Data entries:
-------------------------

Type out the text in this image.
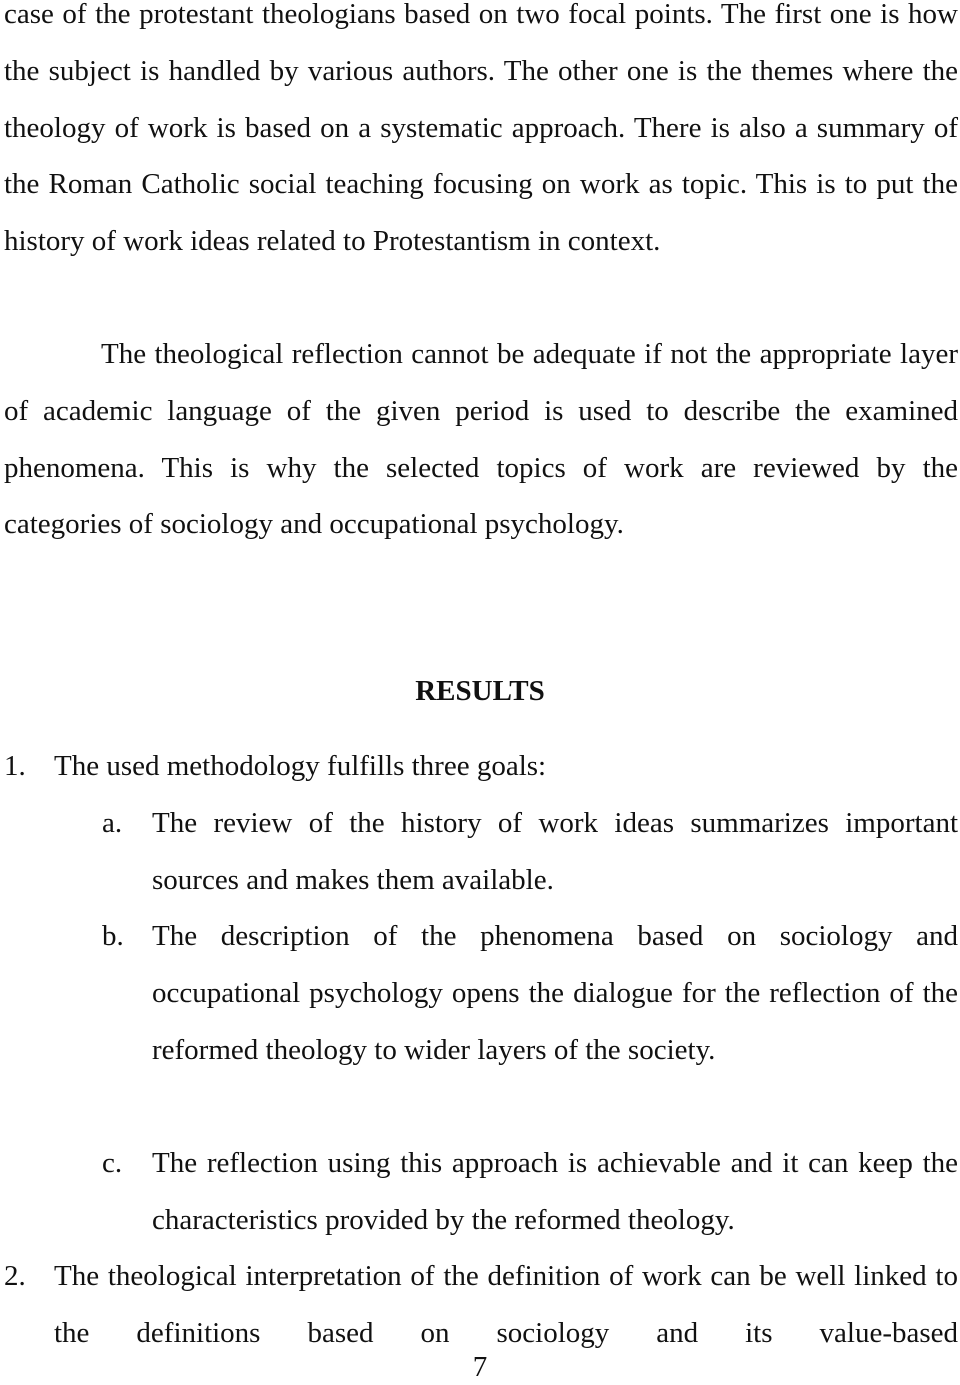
case of the protestant theologians based on two focal points. The first one is how the subject is handled by various authors. The other one is the themes where the theology of work is based on a systematic approach. There is also a summary of the Roman Catholic social teaching focusing on work as topic. This is to put the history of work ideas related to Protestantism in context.

The theological reflection cannot be adequate if not the appropriate layer of academic language of the given period is used to describe the examined phenomena. This is why the selected topics of work are reviewed by the categories of sociology and occupational psychology.

RESULTS
1. The used methodology fulfills three goals:
a. The review of the history of work ideas summarizes important sources and makes them available.
b. The description of the phenomena based on sociology and occupational psychology opens the dialogue for the reflection of the reformed theology to wider layers of the society.
c. The reflection using this approach is achievable and it can keep the characteristics provided by the reformed theology.
2. The theological interpretation of the definition of work can be well linked to the definitions based on sociology and its value-based
7
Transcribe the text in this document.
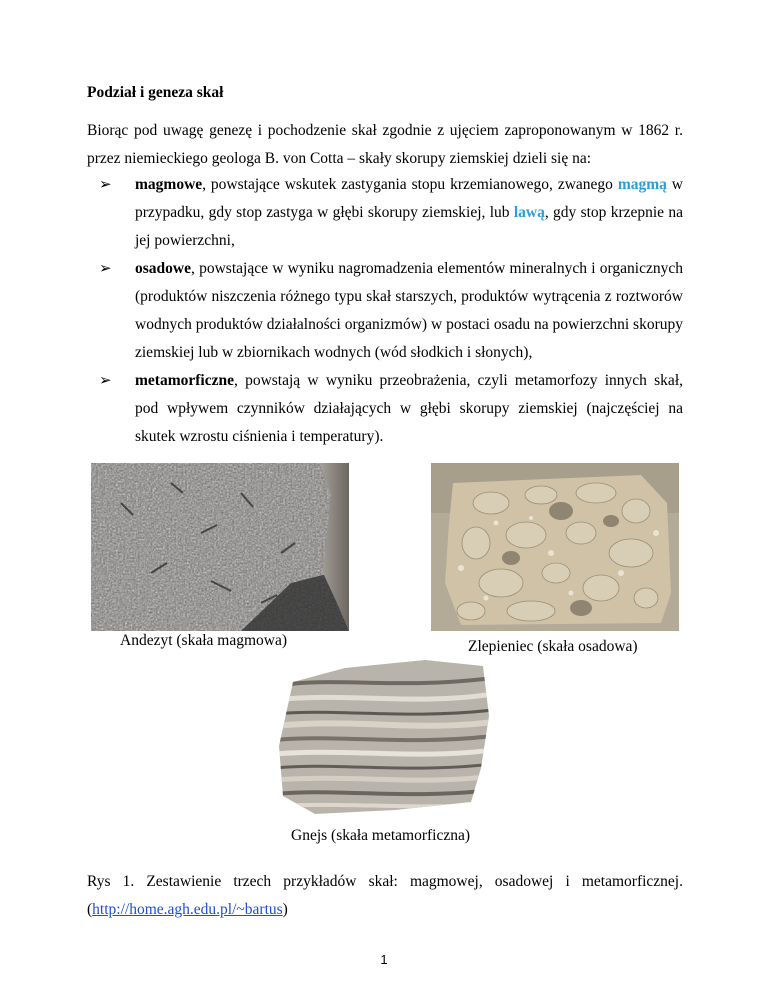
Podział i geneza skał
Biorąc pod uwagę genezę i pochodzenie skał zgodnie z ujęciem zaproponowanym w 1862 r. przez niemieckiego geologa B. von Cotta – skały skorupy ziemskiej dzieli się na:
➢ magmowe, powstające wskutek zastygania stopu krzemianowego, zwanego magmą w przypadku, gdy stop zastyga w głębi skorupy ziemskiej, lub lawą, gdy stop krzepnie na jej powierzchni,
➢ osadowe, powstające w wyniku nagromadzenia elementów mineralnych i organicznych (produktów niszczenia różnego typu skał starszych, produktów wytrącenia z roztworów wodnych produktów działalności organizmów) w postaci osadu na powierzchni skorupy ziemskiej lub w zbiornikach wodnych (wód słodkich i słonych),
➢ metamorficzne, powstają w wyniku przeobrażenia, czyli metamorfozy innych skał, pod wpływem czynników działających w głębi skorupy ziemskiej (najczęściej na skutek wzrostu ciśnienia i temperatury).
Andezyt (skała magmowa)	Zlepieniec (skała osadowa)
Gnejs (skała metamorficzna)
Rys 1. Zestawienie trzech przykładów skał: magmowej, osadowej i metamorficznej. (http://home.agh.edu.pl/~bartus)
1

-------------------------

| Exercise details |
Except for the pictures, copy every line of the records above exactly.

| Task answer |
Type out the text in this image.
case of the protestant theologians based on two focal points. The first one is how the subject is handled by various authors. The other one is the themes where the theology of work is based on a systematic approach. There is also a summary of the Roman Catholic social teaching focusing on work as topic. This is to put the history of work ideas related to Protestantism in context.

The theological reflection cannot be adequate if not the appropriate layer of academic language of the given period is used to describe the examined phenomena. This is why the selected topics of work are reviewed by the categories of sociology and occupational psychology.

RESULTS
1. The used methodology fulfills three goals:
a. The review of the history of work ideas summarizes important sources and makes them available.
b. The description of the phenomena based on sociology and occupational psychology opens the dialogue for the reflection of the reformed theology to wider layers of the society.
c. The reflection using this approach is achievable and it can keep the characteristics provided by the reformed theology.
2. The theological interpretation of the definition of work can be well linked to the definitions based on sociology and its value-based
7
Transcribe the text in this document.
Podział i geneza skał
Biorąc pod uwagę genezę i pochodzenie skał zgodnie z ujęciem zaproponowanym w 1862 r. przez niemieckiego geologa B. von Cotta – skały skorupy ziemskiej dzieli się na:
➢ magmowe, powstające wskutek zastygania stopu krzemianowego, zwanego magmą w przypadku, gdy stop zastyga w głębi skorupy ziemskiej, lub lawą, gdy stop krzepnie na jej powierzchni,
➢ osadowe, powstające w wyniku nagromadzenia elementów mineralnych i organicznych (produktów niszczenia różnego typu skał starszych, produktów wytrącenia z roztworów wodnych produktów działalności organizmów) w postaci osadu na powierzchni skorupy ziemskiej lub w zbiornikach wodnych (wód słodkich i słonych),
➢ metamorficzne, powstają w wyniku przeobrażenia, czyli metamorfozy innych skał, pod wpływem czynników działających w głębi skorupy ziemskiej (najczęściej na skutek wzrostu ciśnienia i temperatury).
Andezyt (skała magmowa)	Zlepieniec (skała osadowa)
Gnejs (skała metamorficzna)
Rys 1. Zestawienie trzech przykładów skał: magmowej, osadowej i metamorficznej. (http://home.agh.edu.pl/~bartus)
1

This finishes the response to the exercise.